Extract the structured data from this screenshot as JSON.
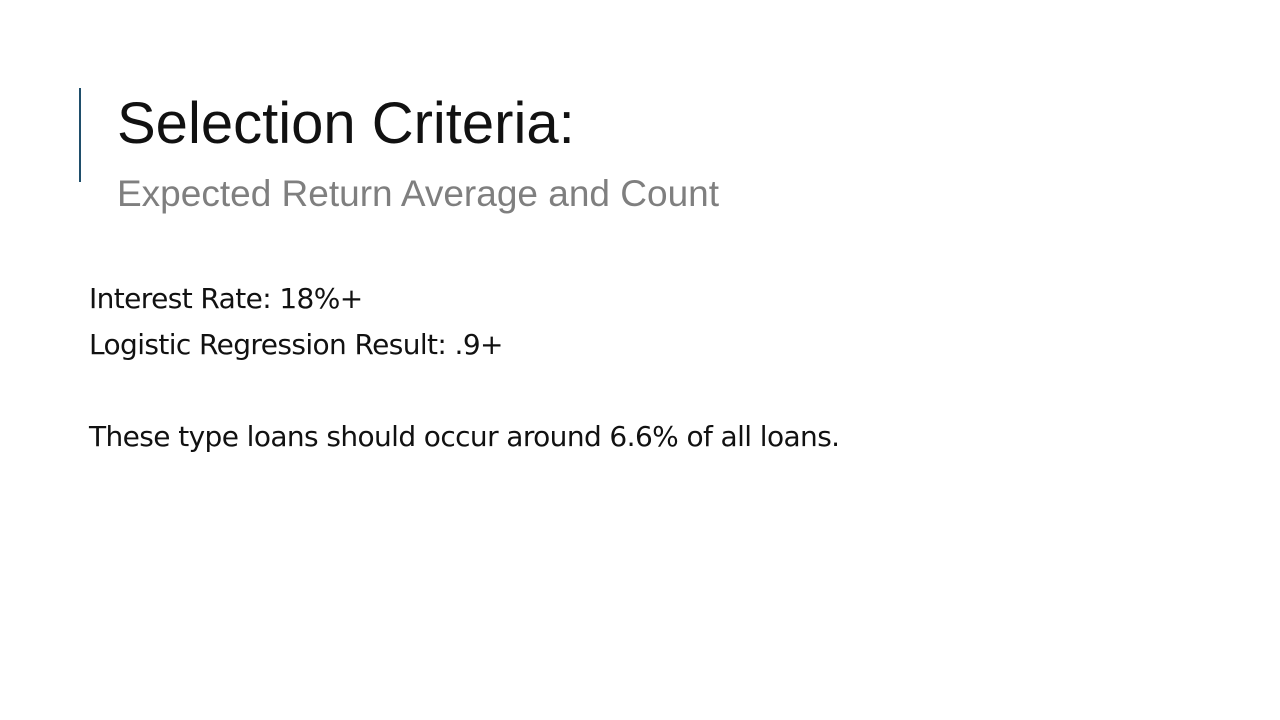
{
  "slide": {
    "title": "Selection Criteria:",
    "subtitle": "Expected Return Average and Count",
    "body": {
      "line1": "Interest Rate: 18%+",
      "line2": "Logistic Regression Result: .9+",
      "line3": "These type loans should occur around 6.6% of all loans."
    }
  },
  "colors": {
    "accent": "#1f4e6b",
    "title": "#111111",
    "subtitle": "#7f7f7f",
    "background": "#ffffff"
  }
}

++++++

- _Aim_
Output all of the entries verbatim, leaving out any images.

- _The result_
Extract the structured data from this screenshot as JSON.
{
  "slide": {
    "title": "Selection Criteria:",
    "subtitle": "Expected Return Average and Count",
    "body": {
      "line1": "Interest Rate: 18%+",
      "line2": "Logistic Regression Result: .9+",
      "line3": "These type loans should occur around 6.6% of all loans."
    }
  },
  "colors": {
    "accent": "#1f4e6b",
    "title": "#111111",
    "subtitle": "#7f7f7f",
    "background": "#ffffff"
  }
}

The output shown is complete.